[Start of Input rows]

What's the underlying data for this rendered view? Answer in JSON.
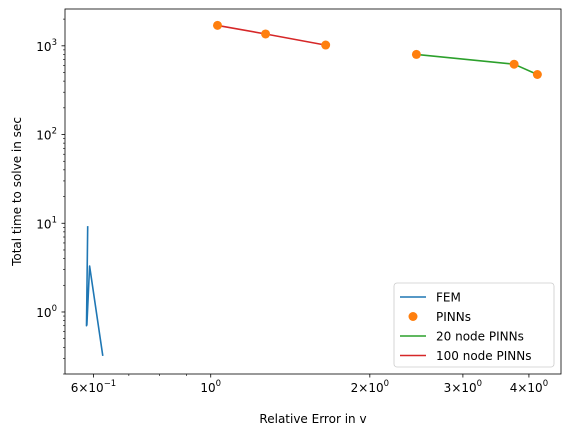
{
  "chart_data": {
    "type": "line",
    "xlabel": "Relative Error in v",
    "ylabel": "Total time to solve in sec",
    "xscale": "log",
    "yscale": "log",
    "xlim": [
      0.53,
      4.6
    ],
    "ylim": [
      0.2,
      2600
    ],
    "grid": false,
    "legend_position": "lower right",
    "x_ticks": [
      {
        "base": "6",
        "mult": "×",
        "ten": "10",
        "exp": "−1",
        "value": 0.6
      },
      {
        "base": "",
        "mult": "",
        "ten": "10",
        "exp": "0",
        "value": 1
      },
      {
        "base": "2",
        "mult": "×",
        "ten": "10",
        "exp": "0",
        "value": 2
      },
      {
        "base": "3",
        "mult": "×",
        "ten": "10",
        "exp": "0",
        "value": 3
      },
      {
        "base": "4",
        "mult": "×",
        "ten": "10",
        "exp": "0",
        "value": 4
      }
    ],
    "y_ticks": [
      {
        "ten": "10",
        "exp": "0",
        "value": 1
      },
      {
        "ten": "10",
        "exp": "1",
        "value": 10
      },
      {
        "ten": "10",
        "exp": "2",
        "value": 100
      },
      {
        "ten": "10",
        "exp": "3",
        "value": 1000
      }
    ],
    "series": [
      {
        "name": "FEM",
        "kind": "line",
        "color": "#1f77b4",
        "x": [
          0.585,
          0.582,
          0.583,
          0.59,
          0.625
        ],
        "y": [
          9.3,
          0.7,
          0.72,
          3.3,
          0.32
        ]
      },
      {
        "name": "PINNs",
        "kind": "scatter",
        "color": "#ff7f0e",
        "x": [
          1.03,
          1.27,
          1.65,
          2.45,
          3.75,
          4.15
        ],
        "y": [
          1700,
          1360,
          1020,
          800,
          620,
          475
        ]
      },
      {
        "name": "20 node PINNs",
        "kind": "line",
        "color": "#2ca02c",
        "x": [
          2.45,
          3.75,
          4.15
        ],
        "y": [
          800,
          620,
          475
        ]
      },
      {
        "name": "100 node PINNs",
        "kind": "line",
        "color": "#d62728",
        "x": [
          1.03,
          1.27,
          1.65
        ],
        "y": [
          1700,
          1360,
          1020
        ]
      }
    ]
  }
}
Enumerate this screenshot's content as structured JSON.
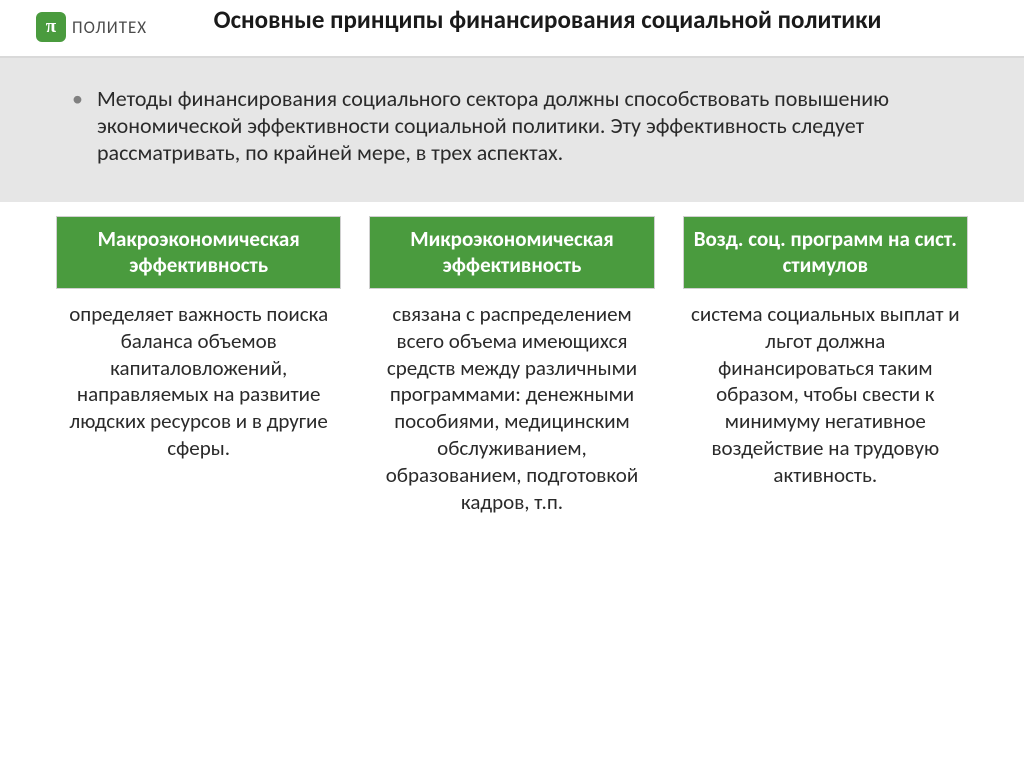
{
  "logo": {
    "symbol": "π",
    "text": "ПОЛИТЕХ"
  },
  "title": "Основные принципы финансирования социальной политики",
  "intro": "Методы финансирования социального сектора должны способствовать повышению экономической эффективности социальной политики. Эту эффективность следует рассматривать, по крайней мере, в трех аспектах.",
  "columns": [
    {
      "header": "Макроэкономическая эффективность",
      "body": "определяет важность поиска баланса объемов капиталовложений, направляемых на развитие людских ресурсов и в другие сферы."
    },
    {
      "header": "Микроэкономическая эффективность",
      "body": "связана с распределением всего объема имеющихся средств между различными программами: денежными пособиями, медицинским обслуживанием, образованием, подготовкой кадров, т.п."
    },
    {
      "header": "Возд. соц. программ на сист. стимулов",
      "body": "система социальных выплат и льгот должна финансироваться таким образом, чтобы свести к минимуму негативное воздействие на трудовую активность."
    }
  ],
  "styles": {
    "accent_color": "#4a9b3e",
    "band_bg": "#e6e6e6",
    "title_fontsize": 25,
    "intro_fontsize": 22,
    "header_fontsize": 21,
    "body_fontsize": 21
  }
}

[End of Input rows]

» **Directions for this task**
Retype every entry verbatim and exclude the pictures from the copy.

» **Final answer**
What's the underlying data for this rendered view? Answer in JSON.
{
  "chart_data": {
    "type": "line",
    "xlabel": "Relative Error in v",
    "ylabel": "Total time to solve in sec",
    "xscale": "log",
    "yscale": "log",
    "xlim": [
      0.53,
      4.6
    ],
    "ylim": [
      0.2,
      2600
    ],
    "grid": false,
    "legend_position": "lower right",
    "x_ticks": [
      {
        "base": "6",
        "mult": "×",
        "ten": "10",
        "exp": "−1",
        "value": 0.6
      },
      {
        "base": "",
        "mult": "",
        "ten": "10",
        "exp": "0",
        "value": 1
      },
      {
        "base": "2",
        "mult": "×",
        "ten": "10",
        "exp": "0",
        "value": 2
      },
      {
        "base": "3",
        "mult": "×",
        "ten": "10",
        "exp": "0",
        "value": 3
      },
      {
        "base": "4",
        "mult": "×",
        "ten": "10",
        "exp": "0",
        "value": 4
      }
    ],
    "y_ticks": [
      {
        "ten": "10",
        "exp": "0",
        "value": 1
      },
      {
        "ten": "10",
        "exp": "1",
        "value": 10
      },
      {
        "ten": "10",
        "exp": "2",
        "value": 100
      },
      {
        "ten": "10",
        "exp": "3",
        "value": 1000
      }
    ],
    "series": [
      {
        "name": "FEM",
        "kind": "line",
        "color": "#1f77b4",
        "x": [
          0.585,
          0.582,
          0.583,
          0.59,
          0.625
        ],
        "y": [
          9.3,
          0.7,
          0.72,
          3.3,
          0.32
        ]
      },
      {
        "name": "PINNs",
        "kind": "scatter",
        "color": "#ff7f0e",
        "x": [
          1.03,
          1.27,
          1.65,
          2.45,
          3.75,
          4.15
        ],
        "y": [
          1700,
          1360,
          1020,
          800,
          620,
          475
        ]
      },
      {
        "name": "20 node PINNs",
        "kind": "line",
        "color": "#2ca02c",
        "x": [
          2.45,
          3.75,
          4.15
        ],
        "y": [
          800,
          620,
          475
        ]
      },
      {
        "name": "100 node PINNs",
        "kind": "line",
        "color": "#d62728",
        "x": [
          1.03,
          1.27,
          1.65
        ],
        "y": [
          1700,
          1360,
          1020
        ]
      }
    ]
  }
}
Enumerate this screenshot's content as structured JSON.
{
  "logo": {
    "symbol": "π",
    "text": "ПОЛИТЕХ"
  },
  "title": "Основные принципы финансирования социальной политики",
  "intro": "Методы финансирования социального сектора должны способствовать повышению экономической эффективности социальной политики. Эту эффективность следует рассматривать, по крайней мере, в трех аспектах.",
  "columns": [
    {
      "header": "Макроэкономическая эффективность",
      "body": "определяет важность поиска баланса объемов капиталовложений, направляемых на развитие людских ресурсов и в другие сферы."
    },
    {
      "header": "Микроэкономическая эффективность",
      "body": "связана с распределением всего объема имеющихся средств между различными программами: денежными пособиями, медицинским обслуживанием, образованием, подготовкой кадров, т.п."
    },
    {
      "header": "Возд. соц. программ на сист. стимулов",
      "body": "система социальных выплат и льгот должна финансироваться таким образом, чтобы свести к минимуму негативное воздействие на трудовую активность."
    }
  ],
  "styles": {
    "accent_color": "#4a9b3e",
    "band_bg": "#e6e6e6",
    "title_fontsize": 25,
    "intro_fontsize": 22,
    "header_fontsize": 21,
    "body_fontsize": 21
  }
}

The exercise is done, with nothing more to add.